Set exercise 1: For the patch-review email below, decide whether each statement agrees with it: (a) the patch adds 75 lines to xe_ttm_vram_mgr.c; (b) the patch touches three files; (c) the reviewer says he has finished going through the whole patch. Answer yes or no for each, quoting the deciding words of the email.

Page text:
══════════════════════════════

Intel-XE Archive on lore.kernel.org
 help / color / mirror / Atom feed
From: Matthew Brost <matthew.brost@intel.com>
To: Tejas Upadhyay <tejas.upadhyay@intel.com>
Cc: <intel-xe@lists.freedesktop.org>, <matthew.auld@intel.com>,
	<himal.prasad.ghimiray@intel.com>
Subject: Re: [RFC PATCH 1/5] drm/xe: Implement VRAM object tracking ability using physical address
Date: Tue, 10 Feb 2026 22:26:37 -0800	[thread overview]
Message-ID: <aYwhHQIhkm4Fag+d@lstrano-desk.jf.intel.com> (raw)
In-Reply-To: <20260211050132.1332599-8-tejas.upadhyay@intel.com>

On Wed, Feb 11, 2026 at 10:31:34AM +0530, Tejas Upadhyay wrote:

It will take a bit of time to get through this but spotted an issue.

> Implement the capability to track and identify TTM buffer objects
> using a specific faulty memory address in VRAM. This functionality
> is critical for supporting the memory page offline feature on CRI,
> where identified faulty pages must be traced back to their
> originating buffer for safe removal.
> 
> Signed-off-by: Tejas Upadhyay <tejas.upadhyay@intel.com>
> ---
>  drivers/gpu/drm/xe/xe_ttm_vram_mgr.c | 75 ++++++++++++++++++++++++++++
>  drivers/gpu/drm/xe/xe_ttm_vram_mgr.h |  2 +-
>  2 files changed, 76 insertions(+), 1 deletion(-)

══════════════════════════════

Set exercise 2: How many lines of the entries below contain the string "Straßensperren"? Case counts; give the number alone.

[Element location data]

══════════════════════════════

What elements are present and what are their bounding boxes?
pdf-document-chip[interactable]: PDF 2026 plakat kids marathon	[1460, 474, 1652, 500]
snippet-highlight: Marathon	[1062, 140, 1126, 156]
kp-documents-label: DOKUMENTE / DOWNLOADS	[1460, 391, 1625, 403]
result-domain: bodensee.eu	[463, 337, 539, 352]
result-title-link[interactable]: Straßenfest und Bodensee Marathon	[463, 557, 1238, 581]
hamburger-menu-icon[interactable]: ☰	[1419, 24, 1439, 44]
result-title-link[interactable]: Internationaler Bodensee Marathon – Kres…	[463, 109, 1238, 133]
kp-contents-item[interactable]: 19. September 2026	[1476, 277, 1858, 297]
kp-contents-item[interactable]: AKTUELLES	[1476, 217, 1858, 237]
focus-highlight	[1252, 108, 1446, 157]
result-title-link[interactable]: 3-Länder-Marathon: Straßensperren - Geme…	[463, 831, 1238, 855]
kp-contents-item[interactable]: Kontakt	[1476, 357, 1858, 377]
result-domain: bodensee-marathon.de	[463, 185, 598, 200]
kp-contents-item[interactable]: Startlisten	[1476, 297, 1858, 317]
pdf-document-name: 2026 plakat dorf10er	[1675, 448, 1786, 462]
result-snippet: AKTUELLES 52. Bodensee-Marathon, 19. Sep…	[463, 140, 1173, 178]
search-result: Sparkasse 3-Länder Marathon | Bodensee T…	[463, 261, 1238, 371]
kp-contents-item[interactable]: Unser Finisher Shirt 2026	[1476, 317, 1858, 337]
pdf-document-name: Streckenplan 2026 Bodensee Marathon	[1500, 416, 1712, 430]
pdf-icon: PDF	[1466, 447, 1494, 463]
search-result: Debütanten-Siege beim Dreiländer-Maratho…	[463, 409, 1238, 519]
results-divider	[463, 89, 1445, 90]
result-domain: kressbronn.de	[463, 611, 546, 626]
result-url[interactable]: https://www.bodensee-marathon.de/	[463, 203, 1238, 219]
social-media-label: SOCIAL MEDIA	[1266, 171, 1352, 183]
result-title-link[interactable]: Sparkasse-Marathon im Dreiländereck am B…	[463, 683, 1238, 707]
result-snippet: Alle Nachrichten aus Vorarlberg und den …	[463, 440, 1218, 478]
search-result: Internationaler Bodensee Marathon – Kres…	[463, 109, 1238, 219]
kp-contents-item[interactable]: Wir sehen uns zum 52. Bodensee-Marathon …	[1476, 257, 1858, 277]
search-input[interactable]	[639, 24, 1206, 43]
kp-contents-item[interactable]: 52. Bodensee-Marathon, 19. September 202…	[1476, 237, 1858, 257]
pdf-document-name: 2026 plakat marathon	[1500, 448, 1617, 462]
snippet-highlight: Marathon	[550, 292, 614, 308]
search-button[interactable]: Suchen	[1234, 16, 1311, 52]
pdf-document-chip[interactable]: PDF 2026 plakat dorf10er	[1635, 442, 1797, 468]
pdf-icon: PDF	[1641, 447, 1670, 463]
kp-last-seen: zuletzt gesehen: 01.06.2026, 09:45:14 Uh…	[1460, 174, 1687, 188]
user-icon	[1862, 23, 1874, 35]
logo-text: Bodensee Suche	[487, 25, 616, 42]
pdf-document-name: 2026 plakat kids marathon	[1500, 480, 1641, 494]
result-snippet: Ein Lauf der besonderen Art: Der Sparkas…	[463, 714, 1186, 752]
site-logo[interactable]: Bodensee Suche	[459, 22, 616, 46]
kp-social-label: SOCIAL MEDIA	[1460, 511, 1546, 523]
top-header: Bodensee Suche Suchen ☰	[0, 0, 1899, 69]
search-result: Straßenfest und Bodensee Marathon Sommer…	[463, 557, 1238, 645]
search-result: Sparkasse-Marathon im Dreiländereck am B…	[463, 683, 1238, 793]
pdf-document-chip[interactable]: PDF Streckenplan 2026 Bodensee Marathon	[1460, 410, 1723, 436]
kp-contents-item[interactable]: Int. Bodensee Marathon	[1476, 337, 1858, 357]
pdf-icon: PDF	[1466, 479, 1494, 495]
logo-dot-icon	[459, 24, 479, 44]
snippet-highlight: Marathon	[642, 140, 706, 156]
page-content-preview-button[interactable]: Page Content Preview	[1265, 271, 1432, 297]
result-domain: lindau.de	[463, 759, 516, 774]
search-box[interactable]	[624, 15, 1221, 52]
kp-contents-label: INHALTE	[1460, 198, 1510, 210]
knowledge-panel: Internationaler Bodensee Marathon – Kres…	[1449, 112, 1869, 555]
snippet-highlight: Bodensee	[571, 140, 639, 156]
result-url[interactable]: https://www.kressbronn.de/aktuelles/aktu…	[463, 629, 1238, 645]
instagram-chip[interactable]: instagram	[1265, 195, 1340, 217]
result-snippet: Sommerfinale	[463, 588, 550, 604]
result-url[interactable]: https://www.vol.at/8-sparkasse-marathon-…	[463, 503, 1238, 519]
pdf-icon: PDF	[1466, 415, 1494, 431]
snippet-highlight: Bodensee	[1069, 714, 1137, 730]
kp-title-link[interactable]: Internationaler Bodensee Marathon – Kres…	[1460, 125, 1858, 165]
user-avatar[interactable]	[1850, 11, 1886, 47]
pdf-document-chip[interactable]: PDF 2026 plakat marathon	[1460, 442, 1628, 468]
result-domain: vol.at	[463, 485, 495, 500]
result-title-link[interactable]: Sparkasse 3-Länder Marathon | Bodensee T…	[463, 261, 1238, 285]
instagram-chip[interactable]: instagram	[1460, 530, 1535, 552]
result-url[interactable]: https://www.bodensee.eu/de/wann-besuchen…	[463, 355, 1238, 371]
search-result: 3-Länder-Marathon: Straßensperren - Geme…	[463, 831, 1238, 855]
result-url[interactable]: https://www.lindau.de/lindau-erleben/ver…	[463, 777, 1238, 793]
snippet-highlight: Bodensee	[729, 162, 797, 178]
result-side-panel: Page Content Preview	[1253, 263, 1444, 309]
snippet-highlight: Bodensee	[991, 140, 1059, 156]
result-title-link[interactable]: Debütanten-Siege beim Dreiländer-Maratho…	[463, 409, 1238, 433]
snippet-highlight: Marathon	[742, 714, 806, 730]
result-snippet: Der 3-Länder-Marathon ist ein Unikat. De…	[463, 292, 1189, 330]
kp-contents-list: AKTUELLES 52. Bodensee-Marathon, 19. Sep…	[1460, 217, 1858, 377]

══════════════════════════════

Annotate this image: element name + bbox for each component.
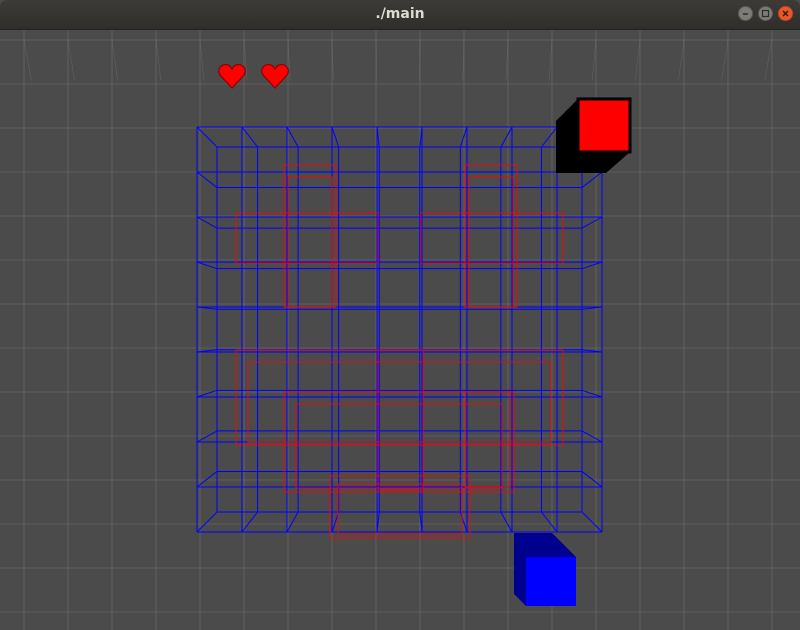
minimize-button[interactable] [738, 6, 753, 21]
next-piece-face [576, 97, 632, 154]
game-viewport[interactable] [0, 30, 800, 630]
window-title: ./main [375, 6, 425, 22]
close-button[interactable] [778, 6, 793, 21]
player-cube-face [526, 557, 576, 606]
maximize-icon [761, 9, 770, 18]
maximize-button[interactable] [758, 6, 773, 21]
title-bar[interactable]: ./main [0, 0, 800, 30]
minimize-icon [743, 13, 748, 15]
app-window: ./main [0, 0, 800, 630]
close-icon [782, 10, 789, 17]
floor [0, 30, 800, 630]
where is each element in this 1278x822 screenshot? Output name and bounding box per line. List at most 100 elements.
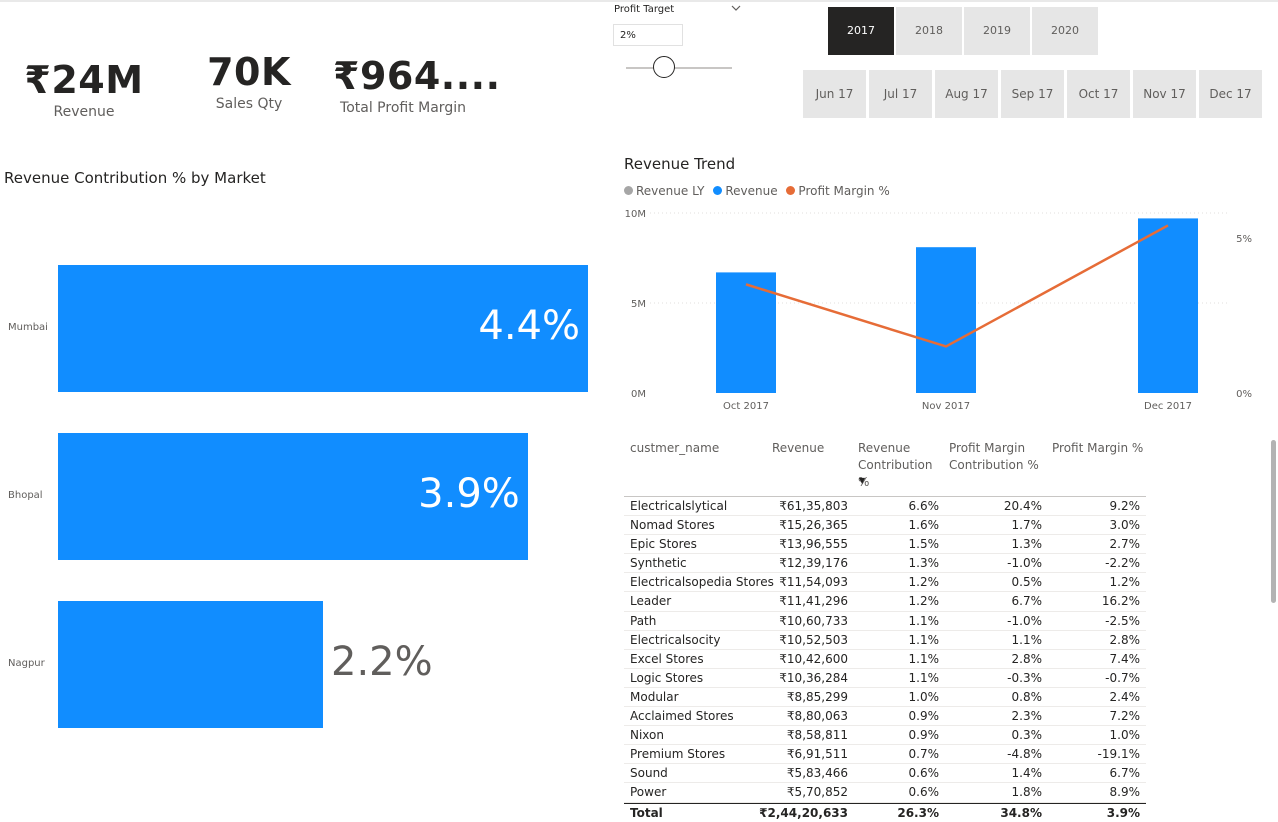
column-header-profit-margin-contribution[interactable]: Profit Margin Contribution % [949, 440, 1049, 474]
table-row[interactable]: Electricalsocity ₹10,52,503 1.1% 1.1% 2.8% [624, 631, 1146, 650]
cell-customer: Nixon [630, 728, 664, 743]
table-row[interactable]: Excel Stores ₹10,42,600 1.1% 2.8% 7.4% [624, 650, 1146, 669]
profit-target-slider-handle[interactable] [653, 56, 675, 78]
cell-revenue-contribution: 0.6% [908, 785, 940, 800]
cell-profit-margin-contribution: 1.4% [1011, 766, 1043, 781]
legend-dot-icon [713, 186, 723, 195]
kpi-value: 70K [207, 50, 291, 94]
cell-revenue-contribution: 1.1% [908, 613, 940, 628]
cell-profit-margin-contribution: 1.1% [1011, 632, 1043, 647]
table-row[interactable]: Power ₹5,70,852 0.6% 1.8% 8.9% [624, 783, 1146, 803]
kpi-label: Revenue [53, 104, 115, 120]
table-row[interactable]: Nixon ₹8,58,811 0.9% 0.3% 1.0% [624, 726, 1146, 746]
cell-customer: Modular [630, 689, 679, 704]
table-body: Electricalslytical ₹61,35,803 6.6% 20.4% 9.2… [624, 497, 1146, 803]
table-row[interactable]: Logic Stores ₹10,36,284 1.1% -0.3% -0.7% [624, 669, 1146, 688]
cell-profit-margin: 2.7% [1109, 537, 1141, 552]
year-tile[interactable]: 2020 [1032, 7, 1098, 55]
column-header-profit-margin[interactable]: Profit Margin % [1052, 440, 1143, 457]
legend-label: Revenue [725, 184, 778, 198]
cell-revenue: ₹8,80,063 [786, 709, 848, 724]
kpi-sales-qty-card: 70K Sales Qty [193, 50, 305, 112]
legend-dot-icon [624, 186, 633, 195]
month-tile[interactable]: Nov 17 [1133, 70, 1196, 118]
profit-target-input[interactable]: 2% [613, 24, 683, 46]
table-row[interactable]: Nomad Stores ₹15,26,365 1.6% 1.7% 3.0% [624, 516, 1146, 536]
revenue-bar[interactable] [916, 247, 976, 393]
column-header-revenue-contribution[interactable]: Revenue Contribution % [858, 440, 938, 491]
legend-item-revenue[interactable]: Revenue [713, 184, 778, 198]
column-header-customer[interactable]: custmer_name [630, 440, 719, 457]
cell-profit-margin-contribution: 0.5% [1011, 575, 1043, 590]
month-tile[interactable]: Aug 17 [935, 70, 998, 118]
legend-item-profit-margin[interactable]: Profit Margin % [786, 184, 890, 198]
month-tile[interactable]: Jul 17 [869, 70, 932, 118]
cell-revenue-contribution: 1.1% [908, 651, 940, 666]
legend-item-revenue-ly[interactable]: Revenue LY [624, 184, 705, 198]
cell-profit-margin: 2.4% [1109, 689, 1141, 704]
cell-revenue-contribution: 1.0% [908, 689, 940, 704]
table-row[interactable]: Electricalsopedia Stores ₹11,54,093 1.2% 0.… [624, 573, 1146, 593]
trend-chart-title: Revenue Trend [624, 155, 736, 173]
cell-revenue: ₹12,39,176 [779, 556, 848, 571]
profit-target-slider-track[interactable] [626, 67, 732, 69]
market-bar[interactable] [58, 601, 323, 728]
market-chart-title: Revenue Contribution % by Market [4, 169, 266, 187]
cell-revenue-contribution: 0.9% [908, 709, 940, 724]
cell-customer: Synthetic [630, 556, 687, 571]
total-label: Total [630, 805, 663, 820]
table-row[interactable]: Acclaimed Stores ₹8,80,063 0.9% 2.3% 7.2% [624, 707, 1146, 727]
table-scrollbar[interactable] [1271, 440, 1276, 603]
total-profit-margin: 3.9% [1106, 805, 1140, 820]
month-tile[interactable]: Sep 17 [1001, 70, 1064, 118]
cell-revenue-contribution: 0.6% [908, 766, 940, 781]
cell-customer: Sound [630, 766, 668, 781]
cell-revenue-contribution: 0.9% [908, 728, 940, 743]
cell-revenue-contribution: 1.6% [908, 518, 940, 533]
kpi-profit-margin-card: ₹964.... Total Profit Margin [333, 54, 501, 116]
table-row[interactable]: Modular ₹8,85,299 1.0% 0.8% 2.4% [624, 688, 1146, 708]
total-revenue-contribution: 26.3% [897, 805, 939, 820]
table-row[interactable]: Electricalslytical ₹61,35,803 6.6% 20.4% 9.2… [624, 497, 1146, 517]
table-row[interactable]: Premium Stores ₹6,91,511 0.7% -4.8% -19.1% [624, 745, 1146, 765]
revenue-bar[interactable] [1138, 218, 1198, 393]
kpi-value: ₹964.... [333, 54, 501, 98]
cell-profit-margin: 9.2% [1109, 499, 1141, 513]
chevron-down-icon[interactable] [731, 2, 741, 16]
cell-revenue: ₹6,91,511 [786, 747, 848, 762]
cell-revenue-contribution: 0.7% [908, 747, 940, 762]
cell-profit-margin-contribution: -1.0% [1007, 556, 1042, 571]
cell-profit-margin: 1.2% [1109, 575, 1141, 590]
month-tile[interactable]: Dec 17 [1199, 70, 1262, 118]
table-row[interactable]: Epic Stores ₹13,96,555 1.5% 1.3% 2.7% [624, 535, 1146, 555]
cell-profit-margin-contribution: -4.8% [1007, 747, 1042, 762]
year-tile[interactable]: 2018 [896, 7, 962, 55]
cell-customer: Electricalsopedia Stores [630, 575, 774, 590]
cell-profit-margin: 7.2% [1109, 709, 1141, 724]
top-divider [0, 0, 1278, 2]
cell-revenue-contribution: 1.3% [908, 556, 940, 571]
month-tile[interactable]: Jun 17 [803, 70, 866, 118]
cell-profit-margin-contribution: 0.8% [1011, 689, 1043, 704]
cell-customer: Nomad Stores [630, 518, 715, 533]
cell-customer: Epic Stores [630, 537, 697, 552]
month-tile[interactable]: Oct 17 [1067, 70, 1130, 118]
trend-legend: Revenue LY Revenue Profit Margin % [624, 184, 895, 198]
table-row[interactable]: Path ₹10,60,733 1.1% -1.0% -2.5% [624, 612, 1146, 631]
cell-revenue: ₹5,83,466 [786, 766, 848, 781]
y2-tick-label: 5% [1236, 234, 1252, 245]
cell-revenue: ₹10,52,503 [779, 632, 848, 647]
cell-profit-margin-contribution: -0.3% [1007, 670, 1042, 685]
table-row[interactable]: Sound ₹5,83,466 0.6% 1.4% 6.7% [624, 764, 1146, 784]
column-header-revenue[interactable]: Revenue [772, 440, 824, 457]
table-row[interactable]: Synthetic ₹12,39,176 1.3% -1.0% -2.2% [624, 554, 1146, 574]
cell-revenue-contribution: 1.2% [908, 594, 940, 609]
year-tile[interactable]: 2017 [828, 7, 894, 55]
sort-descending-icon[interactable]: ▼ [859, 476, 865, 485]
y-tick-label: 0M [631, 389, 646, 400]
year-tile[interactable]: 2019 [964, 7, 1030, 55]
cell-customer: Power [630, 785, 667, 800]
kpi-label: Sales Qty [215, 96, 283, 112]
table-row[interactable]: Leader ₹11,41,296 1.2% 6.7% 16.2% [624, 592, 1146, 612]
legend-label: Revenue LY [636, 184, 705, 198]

══════════════════════════════

Complete output 1:
(a) Yes: "drivers/gpu/drm/xe/xe_ttm_vram_mgr.c | 75 ++++++++++++++++++++++++++++"
(b) No: "2 files changed, 76 insertions(+), 1 deletion(-)"
(c) No: "It will take a bit of time to get through this but spotted an issue."

Complete output 2: 2